### [TASK OBJECTIVE]
Exact repetition is required: output every record in full.

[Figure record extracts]

=-=-=-=-=

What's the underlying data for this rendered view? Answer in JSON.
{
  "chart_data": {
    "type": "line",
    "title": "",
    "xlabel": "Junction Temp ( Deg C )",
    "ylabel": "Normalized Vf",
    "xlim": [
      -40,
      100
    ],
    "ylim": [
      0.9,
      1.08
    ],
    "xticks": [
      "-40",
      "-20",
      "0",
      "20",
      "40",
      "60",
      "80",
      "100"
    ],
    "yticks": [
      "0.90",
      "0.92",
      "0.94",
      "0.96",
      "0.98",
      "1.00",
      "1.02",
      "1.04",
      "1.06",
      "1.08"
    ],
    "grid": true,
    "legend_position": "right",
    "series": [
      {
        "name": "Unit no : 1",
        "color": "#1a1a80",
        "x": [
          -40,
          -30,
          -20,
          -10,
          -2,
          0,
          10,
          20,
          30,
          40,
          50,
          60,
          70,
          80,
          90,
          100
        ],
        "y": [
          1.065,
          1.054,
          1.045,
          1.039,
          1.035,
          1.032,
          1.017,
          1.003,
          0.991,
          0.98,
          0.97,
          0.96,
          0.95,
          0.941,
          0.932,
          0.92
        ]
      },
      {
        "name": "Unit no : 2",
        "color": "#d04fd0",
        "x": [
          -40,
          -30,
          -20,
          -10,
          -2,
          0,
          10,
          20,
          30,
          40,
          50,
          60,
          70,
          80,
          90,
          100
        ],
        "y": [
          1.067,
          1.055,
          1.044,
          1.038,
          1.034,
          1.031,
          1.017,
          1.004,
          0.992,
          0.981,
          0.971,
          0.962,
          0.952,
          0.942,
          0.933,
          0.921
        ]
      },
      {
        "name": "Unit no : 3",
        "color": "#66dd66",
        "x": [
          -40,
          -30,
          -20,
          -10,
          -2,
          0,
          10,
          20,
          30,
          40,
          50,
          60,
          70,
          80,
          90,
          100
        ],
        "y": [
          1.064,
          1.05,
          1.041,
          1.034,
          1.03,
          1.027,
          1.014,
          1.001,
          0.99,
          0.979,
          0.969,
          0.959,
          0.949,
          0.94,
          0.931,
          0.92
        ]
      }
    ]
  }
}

=-=-=-=-=

### [EXERCISE RESPONSE]
What's the underlying data for this rendered view? Answer in JSON.
{
  "chart_data": {
    "type": "line",
    "title": "",
    "xlabel": "Junction Temp ( Deg C )",
    "ylabel": "Normalized Vf",
    "xlim": [
      -40,
      100
    ],
    "ylim": [
      0.9,
      1.08
    ],
    "xticks": [
      "-40",
      "-20",
      "0",
      "20",
      "40",
      "60",
      "80",
      "100"
    ],
    "yticks": [
      "0.90",
      "0.92",
      "0.94",
      "0.96",
      "0.98",
      "1.00",
      "1.02",
      "1.04",
      "1.06",
      "1.08"
    ],
    "grid": true,
    "legend_position": "right",
    "series": [
      {
        "name": "Unit no : 1",
        "color": "#1a1a80",
        "x": [
          -40,
          -30,
          -20,
          -10,
          -2,
          0,
          10,
          20,
          30,
          40,
          50,
          60,
          70,
          80,
          90,
          100
        ],
        "y": [
          1.065,
          1.054,
          1.045,
          1.039,
          1.035,
          1.032,
          1.017,
          1.003,
          0.991,
          0.98,
          0.97,
          0.96,
          0.95,
          0.941,
          0.932,
          0.92
        ]
      },
      {
        "name": "Unit no : 2",
        "color": "#d04fd0",
        "x": [
          -40,
          -30,
          -20,
          -10,
          -2,
          0,
          10,
          20,
          30,
          40,
          50,
          60,
          70,
          80,
          90,
          100
        ],
        "y": [
          1.067,
          1.055,
          1.044,
          1.038,
          1.034,
          1.031,
          1.017,
          1.004,
          0.992,
          0.981,
          0.971,
          0.962,
          0.952,
          0.942,
          0.933,
          0.921
        ]
      },
      {
        "name": "Unit no : 3",
        "color": "#66dd66",
        "x": [
          -40,
          -30,
          -20,
          -10,
          -2,
          0,
          10,
          20,
          30,
          40,
          50,
          60,
          70,
          80,
          90,
          100
        ],
        "y": [
          1.064,
          1.05,
          1.041,
          1.034,
          1.03,
          1.027,
          1.014,
          1.001,
          0.99,
          0.979,
          0.969,
          0.959,
          0.949,
          0.94,
          0.931,
          0.92
        ]
      }
    ]
  }
}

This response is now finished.